What to do
In the listing below, locate the lines bearing the word "JSON". Copy every one of them.

Given data
☆ ☆ ☆
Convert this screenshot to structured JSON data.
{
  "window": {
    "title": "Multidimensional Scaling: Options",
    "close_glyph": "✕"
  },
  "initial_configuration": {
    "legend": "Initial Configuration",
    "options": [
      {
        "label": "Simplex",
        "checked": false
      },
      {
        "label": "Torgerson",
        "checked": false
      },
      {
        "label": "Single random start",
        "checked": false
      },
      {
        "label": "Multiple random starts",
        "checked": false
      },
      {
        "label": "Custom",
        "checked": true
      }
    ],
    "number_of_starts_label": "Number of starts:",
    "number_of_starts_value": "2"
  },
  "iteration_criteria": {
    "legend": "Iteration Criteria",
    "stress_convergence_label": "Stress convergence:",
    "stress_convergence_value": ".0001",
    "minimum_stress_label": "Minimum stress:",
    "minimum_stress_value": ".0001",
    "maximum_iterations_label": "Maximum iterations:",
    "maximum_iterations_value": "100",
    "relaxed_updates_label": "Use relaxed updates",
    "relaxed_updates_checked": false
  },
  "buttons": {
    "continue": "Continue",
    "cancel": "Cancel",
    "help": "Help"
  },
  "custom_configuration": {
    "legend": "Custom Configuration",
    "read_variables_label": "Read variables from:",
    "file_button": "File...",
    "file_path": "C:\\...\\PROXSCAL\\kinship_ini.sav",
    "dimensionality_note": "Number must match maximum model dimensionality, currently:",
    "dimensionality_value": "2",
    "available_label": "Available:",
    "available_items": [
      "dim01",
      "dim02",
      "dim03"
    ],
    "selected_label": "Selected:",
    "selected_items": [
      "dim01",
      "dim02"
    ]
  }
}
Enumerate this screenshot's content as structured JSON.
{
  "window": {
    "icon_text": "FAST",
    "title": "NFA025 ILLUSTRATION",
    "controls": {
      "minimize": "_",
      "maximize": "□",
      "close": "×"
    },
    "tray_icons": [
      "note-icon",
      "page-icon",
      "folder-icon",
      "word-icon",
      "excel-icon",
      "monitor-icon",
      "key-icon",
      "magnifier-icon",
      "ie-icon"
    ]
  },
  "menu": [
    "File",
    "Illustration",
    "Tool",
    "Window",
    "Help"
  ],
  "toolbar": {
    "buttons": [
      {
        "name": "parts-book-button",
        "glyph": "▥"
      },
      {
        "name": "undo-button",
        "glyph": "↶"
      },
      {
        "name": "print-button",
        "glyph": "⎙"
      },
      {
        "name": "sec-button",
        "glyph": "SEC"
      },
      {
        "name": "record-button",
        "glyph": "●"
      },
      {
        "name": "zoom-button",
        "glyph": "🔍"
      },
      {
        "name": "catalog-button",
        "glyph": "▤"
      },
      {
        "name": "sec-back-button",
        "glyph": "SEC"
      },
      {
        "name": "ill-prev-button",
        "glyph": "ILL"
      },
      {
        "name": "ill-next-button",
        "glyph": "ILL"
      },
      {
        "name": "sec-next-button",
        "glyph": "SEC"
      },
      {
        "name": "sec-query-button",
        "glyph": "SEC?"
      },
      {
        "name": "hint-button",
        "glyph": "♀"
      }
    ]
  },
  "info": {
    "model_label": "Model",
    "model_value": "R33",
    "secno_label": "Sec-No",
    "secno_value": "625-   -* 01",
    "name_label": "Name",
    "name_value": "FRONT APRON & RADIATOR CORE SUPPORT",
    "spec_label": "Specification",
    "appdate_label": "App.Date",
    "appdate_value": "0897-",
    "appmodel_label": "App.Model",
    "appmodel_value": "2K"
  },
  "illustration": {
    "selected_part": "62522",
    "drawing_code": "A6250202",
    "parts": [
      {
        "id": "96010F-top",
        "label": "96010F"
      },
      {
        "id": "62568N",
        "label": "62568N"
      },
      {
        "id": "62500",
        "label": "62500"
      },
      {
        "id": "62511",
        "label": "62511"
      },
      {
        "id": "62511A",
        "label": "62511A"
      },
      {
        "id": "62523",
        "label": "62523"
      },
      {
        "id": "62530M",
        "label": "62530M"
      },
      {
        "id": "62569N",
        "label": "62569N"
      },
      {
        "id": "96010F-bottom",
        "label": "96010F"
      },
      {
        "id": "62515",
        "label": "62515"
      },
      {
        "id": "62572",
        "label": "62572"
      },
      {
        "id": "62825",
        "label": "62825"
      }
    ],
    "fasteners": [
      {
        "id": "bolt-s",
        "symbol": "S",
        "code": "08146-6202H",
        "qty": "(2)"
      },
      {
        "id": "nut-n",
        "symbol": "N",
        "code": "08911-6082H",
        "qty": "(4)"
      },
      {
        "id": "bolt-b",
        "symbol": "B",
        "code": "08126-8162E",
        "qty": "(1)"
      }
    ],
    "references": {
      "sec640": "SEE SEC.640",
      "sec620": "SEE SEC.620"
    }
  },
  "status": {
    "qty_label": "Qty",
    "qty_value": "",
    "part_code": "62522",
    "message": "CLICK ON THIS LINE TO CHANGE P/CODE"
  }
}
☆ ☆ ☆
Answer to the task
Convert this screenshot to structured JSON data.
Enumerate this screenshot's content as structured JSON.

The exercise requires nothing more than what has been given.